Dataset rows
════════════════

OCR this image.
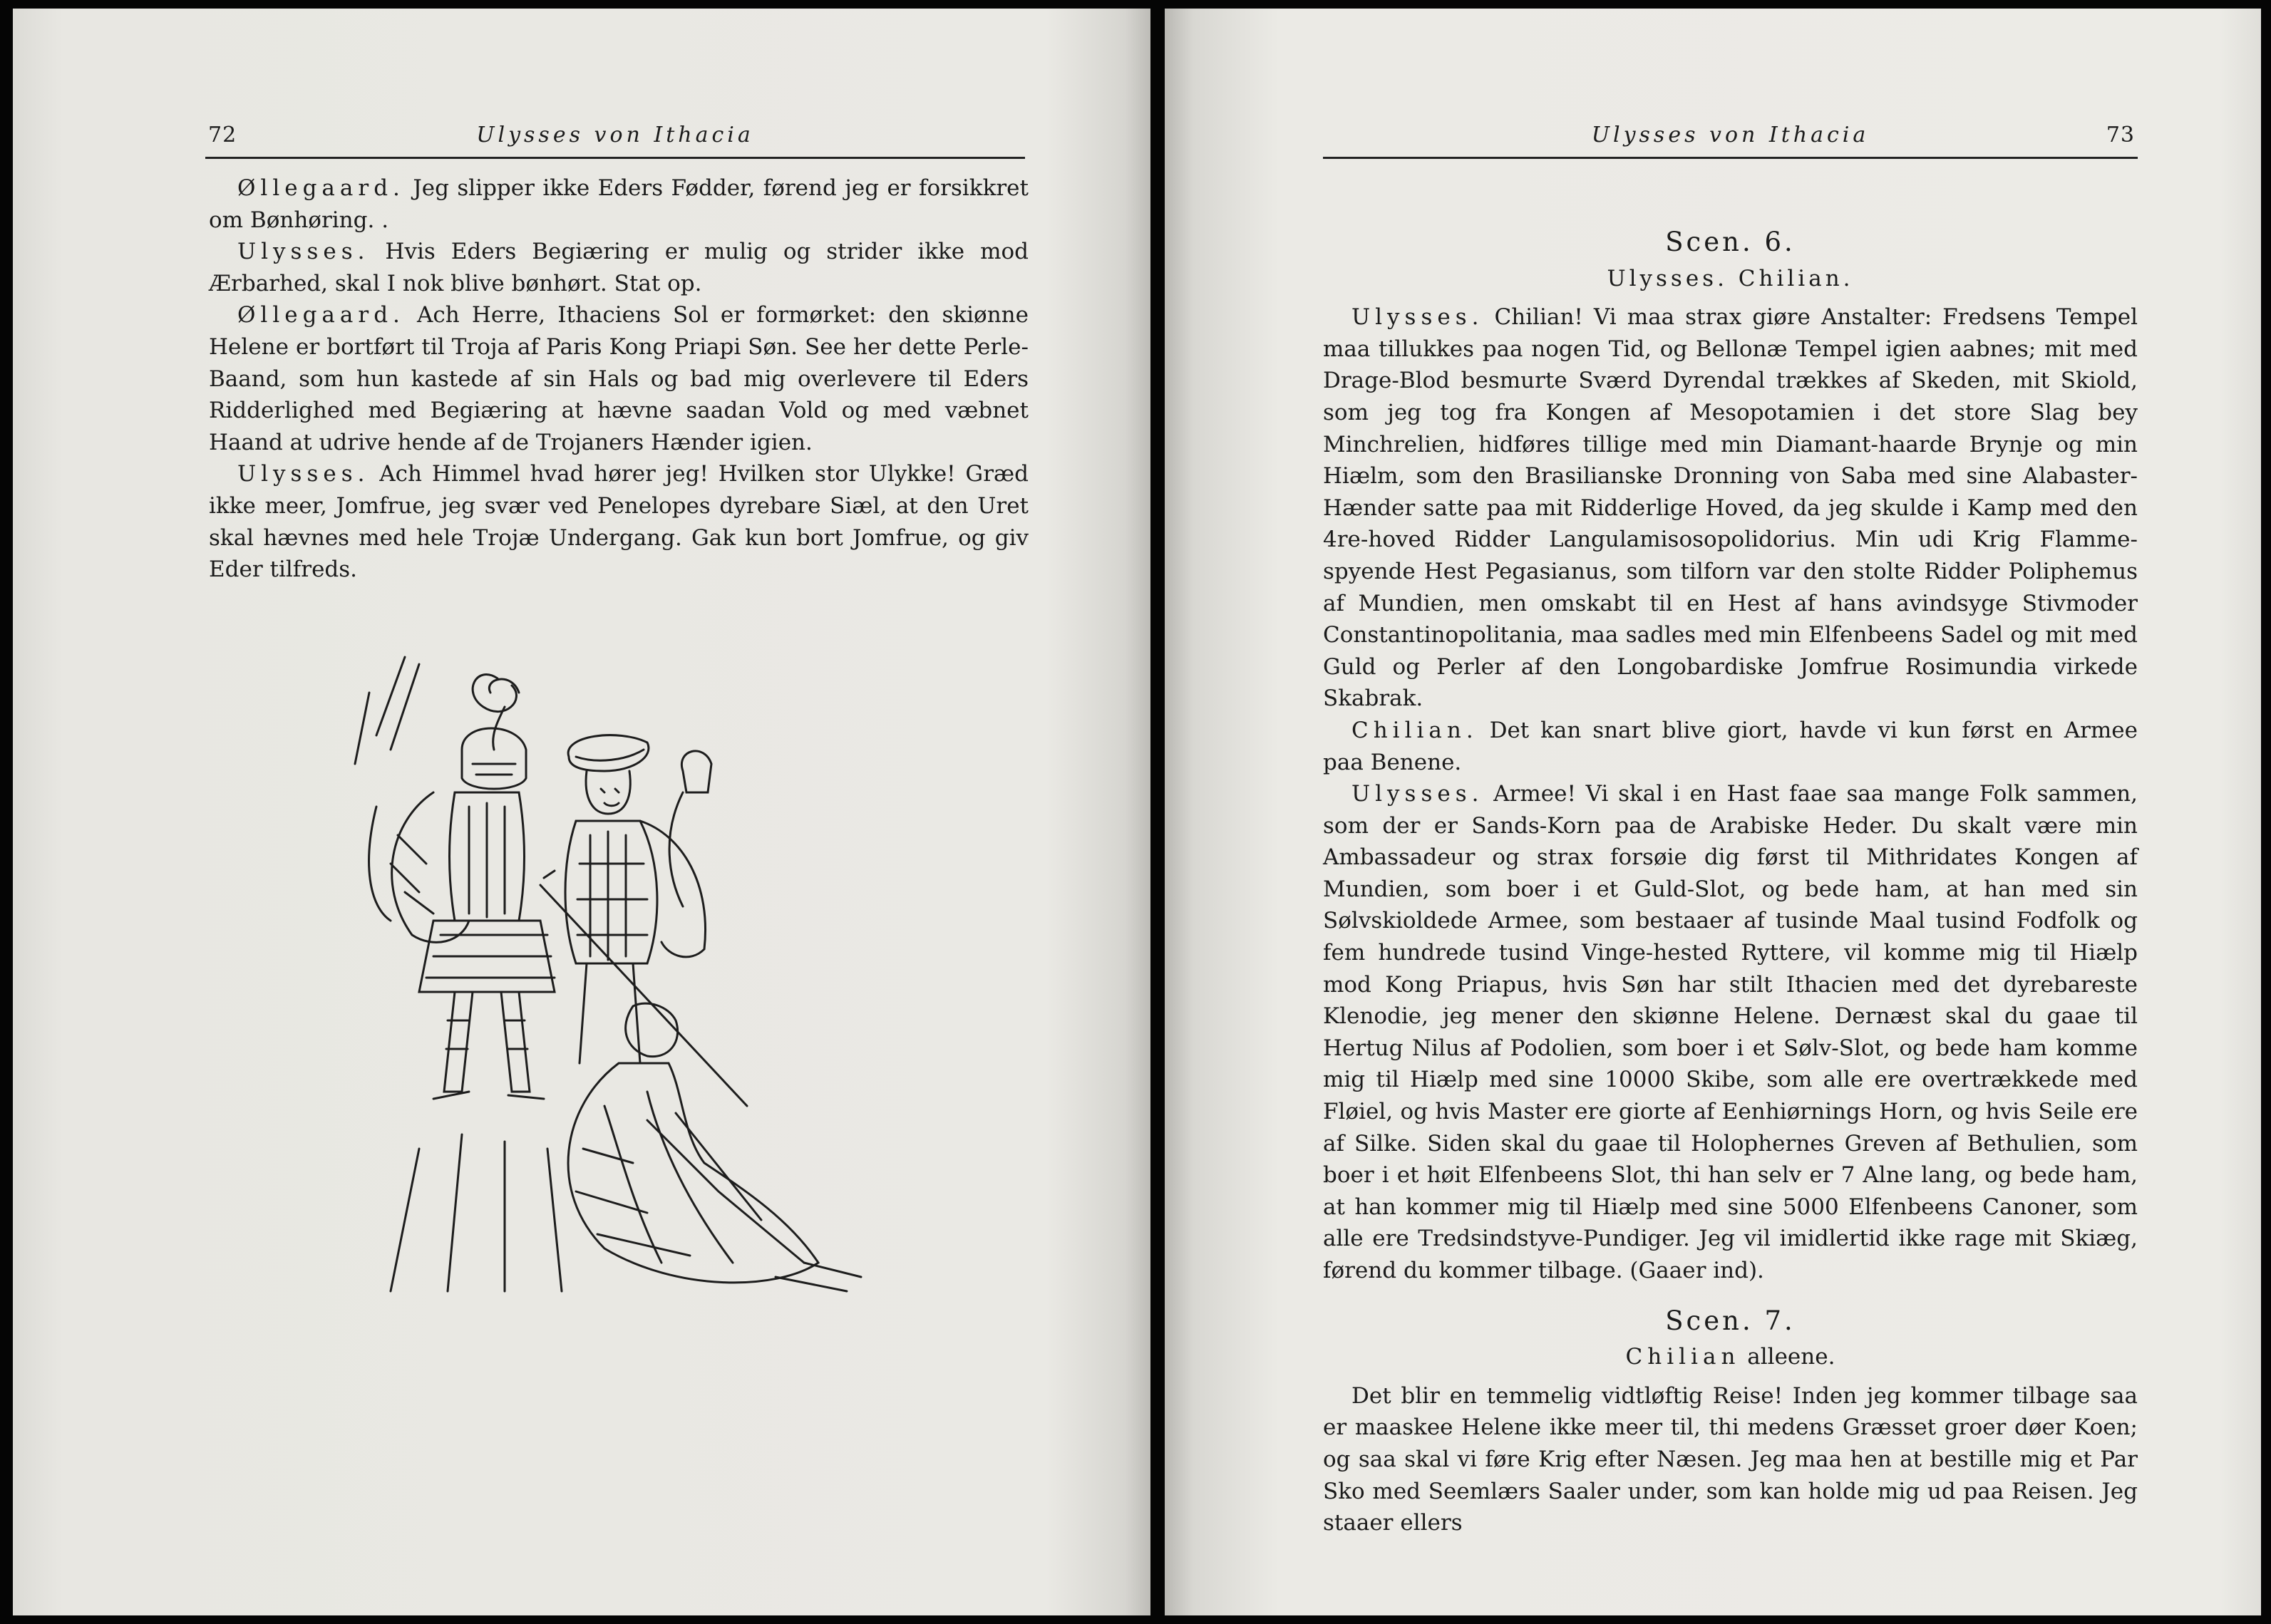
72	Ulysses von Ithacia

Øllegaard. Jeg slipper ikke Eders Fødder, førend jeg er forsikkret om Bønhøring. .

Ulysses. Hvis Eders Begiæring er mulig og strider ikke mod Ærbarhed, skal I nok blive bønhørt. Stat op.

Øllegaard. Ach Herre, Ithaciens Sol er formørket: den skiønne Helene er bortført til Troja af Paris Kong Priapi Søn. See her dette Perle-Baand, som hun kastede af sin Hals og bad mig overlevere til Eders Ridderlighed med Begiæring at hævne saadan Vold og med væbnet Haand at udrive hende af de Trojaners Hænder igien.

Ulysses. Ach Himmel hvad hører jeg! Hvilken stor Ulykke! Græd ikke meer, Jomfrue, jeg svær ved Penelopes dyrebare Siæl, at den Uret skal hævnes med hele Trojæ Undergang. Gak kun bort Jomfrue, og giv Eder tilfreds.

Ulysses von Ithacia	73

Scen. 6.

Ulysses. Chilian.

Ulysses. Chilian! Vi maa strax giøre Anstalter: Fredsens Tempel maa tillukkes paa nogen Tid, og Bellonæ Tempel igien aabnes; mit med Drage-Blod besmurte Sværd Dyrendal trækkes af Skeden, mit Skiold, som jeg tog fra Kongen af Mesopotamien i det store Slag bey Minchrelien, hidføres tillige med min Diamant-haarde Brynje og min Hiælm, som den Brasilianske Dronning von Saba med sine Alabaster-Hænder satte paa mit Ridderlige Hoved, da jeg skulde i Kamp med den 4re-hoved Ridder Langulamisosopolidorius. Min udi Krig Flamme-spyende Hest Pegasianus, som tilforn var den stolte Ridder Poliphemus af Mundien, men omskabt til en Hest af hans avindsyge Stivmoder Constantinopolitania, maa sadles med min Elfenbeens Sadel og mit med Guld og Perler af den Longobardiske Jomfrue Rosimundia virkede Skabrak.

Chilian. Det kan snart blive giort, havde vi kun først en Armee paa Benene.

Ulysses. Armee! Vi skal i en Hast faae saa mange Folk sammen, som der er Sands-Korn paa de Arabiske Heder. Du skalt være min Ambassadeur og strax forsøie dig først til Mithridates Kongen af Mundien, som boer i et Guld-Slot, og bede ham, at han med sin Sølvskioldede Armee, som bestaaer af tusinde Maal tusind Fodfolk og fem hundrede tusind Vinge-hested Ryttere, vil komme mig til Hiælp mod Kong Priapus, hvis Søn har stilt Ithacien med det dyrebareste Klenodie, jeg mener den skiønne Helene. Dernæst skal du gaae til Hertug Nilus af Podolien, som boer i et Sølv-Slot, og bede ham komme mig til Hiælp med sine 10000 Skibe, som alle ere overtrækkede med Fløiel, og hvis Master ere giorte af Eenhiørnings Horn, og hvis Seile ere af Silke. Siden skal du gaae til Holophernes Greven af Bethulien, som boer i et høit Elfenbeens Slot, thi han selv er 7 Alne lang, og bede ham, at han kommer mig til Hiælp med sine 5000 Elfenbeens Canoner, som alle ere Tredsindstyve-Pundiger. Jeg vil imidlertid ikke rage mit Skiæg, førend du kommer tilbage. (Gaaer ind).

Scen. 7.

Chilian alleene.

Det blir en temmelig vidtløftig Reise! Inden jeg kommer tilbage saa er maaskee Helene ikke meer til, thi medens Græsset groer døer Koen; og saa skal vi føre Krig efter Næsen. Jeg maa hen at bestille mig et Par Sko med Seemlærs Saaler under, som kan holde mig ud paa Reisen. Jeg staaer ellers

════════════════

What is the number of lines in this listing that contain the word "Ithacia"? Answer with that number and nothing else.

Correct output: 2